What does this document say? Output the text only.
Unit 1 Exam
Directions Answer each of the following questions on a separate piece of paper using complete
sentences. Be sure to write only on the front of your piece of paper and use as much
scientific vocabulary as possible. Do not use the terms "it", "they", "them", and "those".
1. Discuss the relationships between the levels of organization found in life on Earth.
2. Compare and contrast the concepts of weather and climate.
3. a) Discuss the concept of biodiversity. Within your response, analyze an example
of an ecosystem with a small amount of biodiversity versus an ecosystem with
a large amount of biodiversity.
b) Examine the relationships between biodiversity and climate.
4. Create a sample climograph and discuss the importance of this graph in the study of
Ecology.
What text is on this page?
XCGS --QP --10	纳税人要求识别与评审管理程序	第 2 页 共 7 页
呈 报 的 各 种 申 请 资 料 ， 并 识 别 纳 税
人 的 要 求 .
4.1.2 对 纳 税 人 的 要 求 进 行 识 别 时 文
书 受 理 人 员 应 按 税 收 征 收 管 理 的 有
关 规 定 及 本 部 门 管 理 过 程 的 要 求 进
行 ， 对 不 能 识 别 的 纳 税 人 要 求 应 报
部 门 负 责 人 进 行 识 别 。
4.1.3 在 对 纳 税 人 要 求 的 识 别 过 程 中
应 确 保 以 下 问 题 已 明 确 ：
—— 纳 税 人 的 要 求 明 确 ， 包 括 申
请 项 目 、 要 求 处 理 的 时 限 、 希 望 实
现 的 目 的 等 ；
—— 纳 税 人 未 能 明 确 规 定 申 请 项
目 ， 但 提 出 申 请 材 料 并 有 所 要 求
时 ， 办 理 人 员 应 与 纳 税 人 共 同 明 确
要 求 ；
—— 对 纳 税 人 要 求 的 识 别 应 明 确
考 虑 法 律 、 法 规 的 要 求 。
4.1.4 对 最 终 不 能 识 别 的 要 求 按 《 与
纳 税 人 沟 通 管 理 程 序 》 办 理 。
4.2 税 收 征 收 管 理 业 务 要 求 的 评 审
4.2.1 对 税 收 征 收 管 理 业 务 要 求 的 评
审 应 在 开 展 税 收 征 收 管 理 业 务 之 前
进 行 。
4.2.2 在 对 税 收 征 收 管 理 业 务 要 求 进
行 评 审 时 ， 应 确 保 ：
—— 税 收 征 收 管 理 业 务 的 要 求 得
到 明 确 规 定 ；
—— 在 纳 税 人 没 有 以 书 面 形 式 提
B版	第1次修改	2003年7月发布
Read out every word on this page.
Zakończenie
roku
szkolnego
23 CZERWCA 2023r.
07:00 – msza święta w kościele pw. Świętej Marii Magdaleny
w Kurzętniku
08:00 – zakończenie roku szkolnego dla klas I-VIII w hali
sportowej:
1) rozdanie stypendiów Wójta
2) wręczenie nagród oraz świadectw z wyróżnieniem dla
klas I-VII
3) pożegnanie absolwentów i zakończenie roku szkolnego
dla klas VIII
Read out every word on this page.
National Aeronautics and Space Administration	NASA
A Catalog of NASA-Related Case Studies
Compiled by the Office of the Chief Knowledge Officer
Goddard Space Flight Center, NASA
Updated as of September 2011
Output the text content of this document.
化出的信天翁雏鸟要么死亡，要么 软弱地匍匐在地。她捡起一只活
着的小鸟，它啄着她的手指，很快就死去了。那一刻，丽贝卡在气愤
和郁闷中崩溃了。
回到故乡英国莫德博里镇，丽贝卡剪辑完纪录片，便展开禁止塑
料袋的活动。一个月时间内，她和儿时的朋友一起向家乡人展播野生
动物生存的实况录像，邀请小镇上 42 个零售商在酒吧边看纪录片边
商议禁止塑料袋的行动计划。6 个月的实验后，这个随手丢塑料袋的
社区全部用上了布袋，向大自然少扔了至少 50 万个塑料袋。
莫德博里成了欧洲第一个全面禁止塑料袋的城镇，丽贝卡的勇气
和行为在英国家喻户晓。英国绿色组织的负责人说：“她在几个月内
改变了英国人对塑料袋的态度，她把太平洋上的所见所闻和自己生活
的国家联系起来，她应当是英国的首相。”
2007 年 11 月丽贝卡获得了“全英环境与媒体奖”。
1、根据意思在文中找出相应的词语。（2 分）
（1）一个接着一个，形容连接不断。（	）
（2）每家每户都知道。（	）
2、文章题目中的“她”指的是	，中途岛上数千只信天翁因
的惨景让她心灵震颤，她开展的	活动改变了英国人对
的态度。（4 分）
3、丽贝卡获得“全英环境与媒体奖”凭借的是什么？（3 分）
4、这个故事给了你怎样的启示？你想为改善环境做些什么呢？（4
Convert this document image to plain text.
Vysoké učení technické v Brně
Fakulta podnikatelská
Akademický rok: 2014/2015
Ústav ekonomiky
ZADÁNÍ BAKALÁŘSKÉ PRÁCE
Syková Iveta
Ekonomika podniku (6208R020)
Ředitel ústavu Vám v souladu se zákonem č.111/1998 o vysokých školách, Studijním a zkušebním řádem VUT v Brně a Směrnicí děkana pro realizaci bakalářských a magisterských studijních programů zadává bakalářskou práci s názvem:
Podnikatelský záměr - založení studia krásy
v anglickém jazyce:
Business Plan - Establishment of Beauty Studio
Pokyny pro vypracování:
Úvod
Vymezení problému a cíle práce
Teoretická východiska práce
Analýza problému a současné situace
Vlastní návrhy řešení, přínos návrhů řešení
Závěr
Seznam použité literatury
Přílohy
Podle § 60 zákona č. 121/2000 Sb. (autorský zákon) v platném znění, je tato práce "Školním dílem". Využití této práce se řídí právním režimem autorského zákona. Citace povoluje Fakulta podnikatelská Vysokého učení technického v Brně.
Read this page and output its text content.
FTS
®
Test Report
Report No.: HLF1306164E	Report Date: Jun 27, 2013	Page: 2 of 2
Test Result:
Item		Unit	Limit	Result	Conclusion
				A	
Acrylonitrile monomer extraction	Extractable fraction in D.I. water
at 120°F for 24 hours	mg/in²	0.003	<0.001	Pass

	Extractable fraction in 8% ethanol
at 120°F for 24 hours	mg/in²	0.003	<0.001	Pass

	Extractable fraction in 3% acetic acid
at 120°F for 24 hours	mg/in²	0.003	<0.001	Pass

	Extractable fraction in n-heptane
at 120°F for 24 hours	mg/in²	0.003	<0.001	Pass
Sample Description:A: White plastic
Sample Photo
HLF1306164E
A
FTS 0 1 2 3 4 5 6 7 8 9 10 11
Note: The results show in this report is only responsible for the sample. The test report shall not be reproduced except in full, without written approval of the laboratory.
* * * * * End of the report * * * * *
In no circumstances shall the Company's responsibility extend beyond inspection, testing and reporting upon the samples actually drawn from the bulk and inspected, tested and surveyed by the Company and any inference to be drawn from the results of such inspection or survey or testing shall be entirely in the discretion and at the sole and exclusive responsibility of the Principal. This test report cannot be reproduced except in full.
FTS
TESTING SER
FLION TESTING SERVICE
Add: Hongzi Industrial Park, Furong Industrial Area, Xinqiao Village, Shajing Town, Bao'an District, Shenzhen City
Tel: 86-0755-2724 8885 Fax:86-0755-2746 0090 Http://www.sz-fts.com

====

To be done: Your task is to pick out every line with the string "full" and copy it.

In response:
Note: The results show in this report is only responsible for the sample. The test report shall not be reproduced except in full, without written approval of the laboratory.
In no circumstances shall the Company's responsibility extend beyond inspection, testing and reporting upon the samples actually drawn from the bulk and inspected, tested and surveyed by the Company and any inference to be drawn from the results of such inspection or survey or testing shall be entirely in the discretion and at the sole and exclusive responsibility of the Principal. This test report cannot be reproduced except in full.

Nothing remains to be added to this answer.